» What this task involves
Write the material out again exactly as it stands.

» Stored items from a collection
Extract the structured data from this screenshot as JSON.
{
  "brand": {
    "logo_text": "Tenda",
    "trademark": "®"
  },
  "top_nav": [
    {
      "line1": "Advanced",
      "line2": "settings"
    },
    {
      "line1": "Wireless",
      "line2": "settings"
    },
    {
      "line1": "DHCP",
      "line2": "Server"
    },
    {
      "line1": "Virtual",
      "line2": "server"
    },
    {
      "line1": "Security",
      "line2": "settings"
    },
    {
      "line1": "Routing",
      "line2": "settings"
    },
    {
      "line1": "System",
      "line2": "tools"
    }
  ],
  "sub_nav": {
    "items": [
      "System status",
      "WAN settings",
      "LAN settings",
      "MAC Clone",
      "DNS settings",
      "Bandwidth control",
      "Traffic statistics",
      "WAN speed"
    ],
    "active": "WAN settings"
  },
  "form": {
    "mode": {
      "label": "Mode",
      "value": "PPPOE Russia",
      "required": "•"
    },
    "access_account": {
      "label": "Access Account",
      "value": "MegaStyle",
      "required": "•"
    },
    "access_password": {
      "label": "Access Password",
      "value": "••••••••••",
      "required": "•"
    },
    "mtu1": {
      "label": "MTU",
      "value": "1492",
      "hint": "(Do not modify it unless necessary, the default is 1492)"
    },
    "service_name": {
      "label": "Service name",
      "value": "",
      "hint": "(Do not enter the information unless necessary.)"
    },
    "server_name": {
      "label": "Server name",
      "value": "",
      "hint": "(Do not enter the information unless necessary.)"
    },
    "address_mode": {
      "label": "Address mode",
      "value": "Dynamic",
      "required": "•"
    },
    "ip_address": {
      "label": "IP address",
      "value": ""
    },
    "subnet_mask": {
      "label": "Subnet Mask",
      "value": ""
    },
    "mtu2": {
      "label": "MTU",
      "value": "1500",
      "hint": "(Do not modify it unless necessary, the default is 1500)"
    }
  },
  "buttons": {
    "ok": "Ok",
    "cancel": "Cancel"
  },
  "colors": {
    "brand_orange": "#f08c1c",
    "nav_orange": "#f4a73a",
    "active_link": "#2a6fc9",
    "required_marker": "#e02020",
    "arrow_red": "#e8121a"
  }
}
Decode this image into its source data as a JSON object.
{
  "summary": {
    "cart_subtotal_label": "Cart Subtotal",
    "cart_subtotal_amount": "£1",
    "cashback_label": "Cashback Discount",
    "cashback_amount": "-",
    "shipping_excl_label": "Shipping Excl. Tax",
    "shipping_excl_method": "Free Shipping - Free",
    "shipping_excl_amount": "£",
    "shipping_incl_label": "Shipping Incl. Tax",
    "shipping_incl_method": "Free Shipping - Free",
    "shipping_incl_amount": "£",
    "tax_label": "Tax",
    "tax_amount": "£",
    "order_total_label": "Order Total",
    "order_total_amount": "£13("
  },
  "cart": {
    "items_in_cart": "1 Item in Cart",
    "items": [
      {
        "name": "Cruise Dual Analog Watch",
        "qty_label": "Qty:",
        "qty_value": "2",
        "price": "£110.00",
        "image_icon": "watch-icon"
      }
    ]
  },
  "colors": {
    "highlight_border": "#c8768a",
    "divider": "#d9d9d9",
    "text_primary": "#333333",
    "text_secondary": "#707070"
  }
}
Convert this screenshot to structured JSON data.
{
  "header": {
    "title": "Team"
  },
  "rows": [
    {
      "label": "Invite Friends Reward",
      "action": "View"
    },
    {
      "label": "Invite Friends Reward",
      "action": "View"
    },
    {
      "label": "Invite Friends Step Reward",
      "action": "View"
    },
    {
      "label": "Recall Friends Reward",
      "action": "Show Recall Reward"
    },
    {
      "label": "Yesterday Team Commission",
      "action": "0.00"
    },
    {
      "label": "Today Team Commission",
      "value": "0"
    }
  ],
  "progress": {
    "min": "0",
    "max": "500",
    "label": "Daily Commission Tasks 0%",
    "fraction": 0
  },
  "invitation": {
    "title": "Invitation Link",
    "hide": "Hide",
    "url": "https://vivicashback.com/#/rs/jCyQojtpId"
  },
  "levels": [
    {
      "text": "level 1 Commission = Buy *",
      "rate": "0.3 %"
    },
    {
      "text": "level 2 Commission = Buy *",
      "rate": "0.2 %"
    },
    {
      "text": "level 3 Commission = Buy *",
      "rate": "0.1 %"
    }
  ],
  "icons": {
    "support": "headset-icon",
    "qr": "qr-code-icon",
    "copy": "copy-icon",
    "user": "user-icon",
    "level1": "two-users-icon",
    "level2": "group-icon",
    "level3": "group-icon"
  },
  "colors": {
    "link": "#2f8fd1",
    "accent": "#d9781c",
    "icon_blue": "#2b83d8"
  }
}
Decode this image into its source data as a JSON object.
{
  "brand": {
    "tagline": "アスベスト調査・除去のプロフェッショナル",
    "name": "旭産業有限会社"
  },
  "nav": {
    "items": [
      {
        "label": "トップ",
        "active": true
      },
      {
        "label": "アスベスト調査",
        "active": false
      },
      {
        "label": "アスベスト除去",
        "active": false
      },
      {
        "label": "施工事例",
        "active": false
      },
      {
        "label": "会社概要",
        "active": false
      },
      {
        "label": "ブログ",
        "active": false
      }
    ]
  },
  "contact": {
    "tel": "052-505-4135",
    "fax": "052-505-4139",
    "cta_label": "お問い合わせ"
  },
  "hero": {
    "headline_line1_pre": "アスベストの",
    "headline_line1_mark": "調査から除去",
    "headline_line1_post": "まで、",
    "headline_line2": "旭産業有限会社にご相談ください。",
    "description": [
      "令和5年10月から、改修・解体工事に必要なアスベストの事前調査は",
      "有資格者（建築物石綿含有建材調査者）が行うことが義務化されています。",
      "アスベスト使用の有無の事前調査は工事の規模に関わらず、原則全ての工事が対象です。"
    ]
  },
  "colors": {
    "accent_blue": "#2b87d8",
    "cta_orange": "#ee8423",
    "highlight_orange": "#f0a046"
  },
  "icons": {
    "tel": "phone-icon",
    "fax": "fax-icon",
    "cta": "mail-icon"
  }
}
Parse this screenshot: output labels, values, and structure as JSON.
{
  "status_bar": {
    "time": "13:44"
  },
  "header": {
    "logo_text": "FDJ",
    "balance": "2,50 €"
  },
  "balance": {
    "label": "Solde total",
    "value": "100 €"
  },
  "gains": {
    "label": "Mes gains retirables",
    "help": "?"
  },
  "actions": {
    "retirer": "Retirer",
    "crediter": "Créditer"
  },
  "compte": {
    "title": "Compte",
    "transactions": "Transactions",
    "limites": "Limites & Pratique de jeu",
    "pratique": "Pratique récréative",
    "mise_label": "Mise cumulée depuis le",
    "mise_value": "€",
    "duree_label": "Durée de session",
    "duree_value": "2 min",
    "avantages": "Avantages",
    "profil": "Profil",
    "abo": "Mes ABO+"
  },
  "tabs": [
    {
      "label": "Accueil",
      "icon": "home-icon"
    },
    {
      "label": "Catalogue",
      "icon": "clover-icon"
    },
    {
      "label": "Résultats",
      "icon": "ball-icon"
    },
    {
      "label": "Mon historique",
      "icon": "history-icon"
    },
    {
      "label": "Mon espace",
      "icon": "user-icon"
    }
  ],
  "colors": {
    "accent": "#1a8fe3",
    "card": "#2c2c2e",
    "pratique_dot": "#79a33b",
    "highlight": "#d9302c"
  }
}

» Response
Extract the structured data from this screenshot as JSON.
{
  "brand": {
    "logo_text": "Tenda",
    "trademark": "®"
  },
  "top_nav": [
    {
      "line1": "Advanced",
      "line2": "settings"
    },
    {
      "line1": "Wireless",
      "line2": "settings"
    },
    {
      "line1": "DHCP",
      "line2": "Server"
    },
    {
      "line1": "Virtual",
      "line2": "server"
    },
    {
      "line1": "Security",
      "line2": "settings"
    },
    {
      "line1": "Routing",
      "line2": "settings"
    },
    {
      "line1": "System",
      "line2": "tools"
    }
  ],
  "sub_nav": {
    "items": [
      "System status",
      "WAN settings",
      "LAN settings",
      "MAC Clone",
      "DNS settings",
      "Bandwidth control",
      "Traffic statistics",
      "WAN speed"
    ],
    "active": "WAN settings"
  },
  "form": {
    "mode": {
      "label": "Mode",
      "value": "PPPOE Russia",
      "required": "•"
    },
    "access_account": {
      "label": "Access Account",
      "value": "MegaStyle",
      "required": "•"
    },
    "access_password": {
      "label": "Access Password",
      "value": "••••••••••",
      "required": "•"
    },
    "mtu1": {
      "label": "MTU",
      "value": "1492",
      "hint": "(Do not modify it unless necessary, the default is 1492)"
    },
    "service_name": {
      "label": "Service name",
      "value": "",
      "hint": "(Do not enter the information unless necessary.)"
    },
    "server_name": {
      "label": "Server name",
      "value": "",
      "hint": "(Do not enter the information unless necessary.)"
    },
    "address_mode": {
      "label": "Address mode",
      "value": "Dynamic",
      "required": "•"
    },
    "ip_address": {
      "label": "IP address",
      "value": ""
    },
    "subnet_mask": {
      "label": "Subnet Mask",
      "value": ""
    },
    "mtu2": {
      "label": "MTU",
      "value": "1500",
      "hint": "(Do not modify it unless necessary, the default is 1500)"
    }
  },
  "buttons": {
    "ok": "Ok",
    "cancel": "Cancel"
  },
  "colors": {
    "brand_orange": "#f08c1c",
    "nav_orange": "#f4a73a",
    "active_link": "#2a6fc9",
    "required_marker": "#e02020",
    "arrow_red": "#e8121a"
  }
}
Decode this image into its source data as a JSON object.
{
  "summary": {
    "cart_subtotal_label": "Cart Subtotal",
    "cart_subtotal_amount": "£1",
    "cashback_label": "Cashback Discount",
    "cashback_amount": "-",
    "shipping_excl_label": "Shipping Excl. Tax",
    "shipping_excl_method": "Free Shipping - Free",
    "shipping_excl_amount": "£",
    "shipping_incl_label": "Shipping Incl. Tax",
    "shipping_incl_method": "Free Shipping - Free",
    "shipping_incl_amount": "£",
    "tax_label": "Tax",
    "tax_amount": "£",
    "order_total_label": "Order Total",
    "order_total_amount": "£13("
  },
  "cart": {
    "items_in_cart": "1 Item in Cart",
    "items": [
      {
        "name": "Cruise Dual Analog Watch",
        "qty_label": "Qty:",
        "qty_value": "2",
        "price": "£110.00",
        "image_icon": "watch-icon"
      }
    ]
  },
  "colors": {
    "highlight_border": "#c8768a",
    "divider": "#d9d9d9",
    "text_primary": "#333333",
    "text_secondary": "#707070"
  }
}
Convert this screenshot to structured JSON data.
{
  "header": {
    "title": "Team"
  },
  "rows": [
    {
      "label": "Invite Friends Reward",
      "action": "View"
    },
    {
      "label": "Invite Friends Reward",
      "action": "View"
    },
    {
      "label": "Invite Friends Step Reward",
      "action": "View"
    },
    {
      "label": "Recall Friends Reward",
      "action": "Show Recall Reward"
    },
    {
      "label": "Yesterday Team Commission",
      "action": "0.00"
    },
    {
      "label": "Today Team Commission",
      "value": "0"
    }
  ],
  "progress": {
    "min": "0",
    "max": "500",
    "label": "Daily Commission Tasks 0%",
    "fraction": 0
  },
  "invitation": {
    "title": "Invitation Link",
    "hide": "Hide",
    "url": "https://vivicashback.com/#/rs/jCyQojtpId"
  },
  "levels": [
    {
      "text": "level 1 Commission = Buy *",
      "rate": "0.3 %"
    },
    {
      "text": "level 2 Commission = Buy *",
      "rate": "0.2 %"
    },
    {
      "text": "level 3 Commission = Buy *",
      "rate": "0.1 %"
    }
  ],
  "icons": {
    "support": "headset-icon",
    "qr": "qr-code-icon",
    "copy": "copy-icon",
    "user": "user-icon",
    "level1": "two-users-icon",
    "level2": "group-icon",
    "level3": "group-icon"
  },
  "colors": {
    "link": "#2f8fd1",
    "accent": "#d9781c",
    "icon_blue": "#2b83d8"
  }
}
Decode this image into its source data as a JSON object.
{
  "brand": {
    "tagline": "アスベスト調査・除去のプロフェッショナル",
    "name": "旭産業有限会社"
  },
  "nav": {
    "items": [
      {
        "label": "トップ",
        "active": true
      },
      {
        "label": "アスベスト調査",
        "active": false
      },
      {
        "label": "アスベスト除去",
        "active": false
      },
      {
        "label": "施工事例",
        "active": false
      },
      {
        "label": "会社概要",
        "active": false
      },
      {
        "label": "ブログ",
        "active": false
      }
    ]
  },
  "contact": {
    "tel": "052-505-4135",
    "fax": "052-505-4139",
    "cta_label": "お問い合わせ"
  },
  "hero": {
    "headline_line1_pre": "アスベストの",
    "headline_line1_mark": "調査から除去",
    "headline_line1_post": "まで、",
    "headline_line2": "旭産業有限会社にご相談ください。",
    "description": [
      "令和5年10月から、改修・解体工事に必要なアスベストの事前調査は",
      "有資格者（建築物石綿含有建材調査者）が行うことが義務化されています。",
      "アスベスト使用の有無の事前調査は工事の規模に関わらず、原則全ての工事が対象です。"
    ]
  },
  "colors": {
    "accent_blue": "#2b87d8",
    "cta_orange": "#ee8423",
    "highlight_orange": "#f0a046"
  },
  "icons": {
    "tel": "phone-icon",
    "fax": "fax-icon",
    "cta": "mail-icon"
  }
}
Parse this screenshot: output labels, values, and structure as JSON.
{
  "status_bar": {
    "time": "13:44"
  },
  "header": {
    "logo_text": "FDJ",
    "balance": "2,50 €"
  },
  "balance": {
    "label": "Solde total",
    "value": "100 €"
  },
  "gains": {
    "label": "Mes gains retirables",
    "help": "?"
  },
  "actions": {
    "retirer": "Retirer",
    "crediter": "Créditer"
  },
  "compte": {
    "title": "Compte",
    "transactions": "Transactions",
    "limites": "Limites & Pratique de jeu",
    "pratique": "Pratique récréative",
    "mise_label": "Mise cumulée depuis le",
    "mise_value": "€",
    "duree_label": "Durée de session",
    "duree_value": "2 min",
    "avantages": "Avantages",
    "profil": "Profil",
    "abo": "Mes ABO+"
  },
  "tabs": [
    {
      "label": "Accueil",
      "icon": "home-icon"
    },
    {
      "label": "Catalogue",
      "icon": "clover-icon"
    },
    {
      "label": "Résultats",
      "icon": "ball-icon"
    },
    {
      "label": "Mon historique",
      "icon": "history-icon"
    },
    {
      "label": "Mon espace",
      "icon": "user-icon"
    }
  ],
  "colors": {
    "accent": "#1a8fe3",
    "card": "#2c2c2e",
    "pratique_dot": "#79a33b",
    "highlight": "#d9302c"
  }
}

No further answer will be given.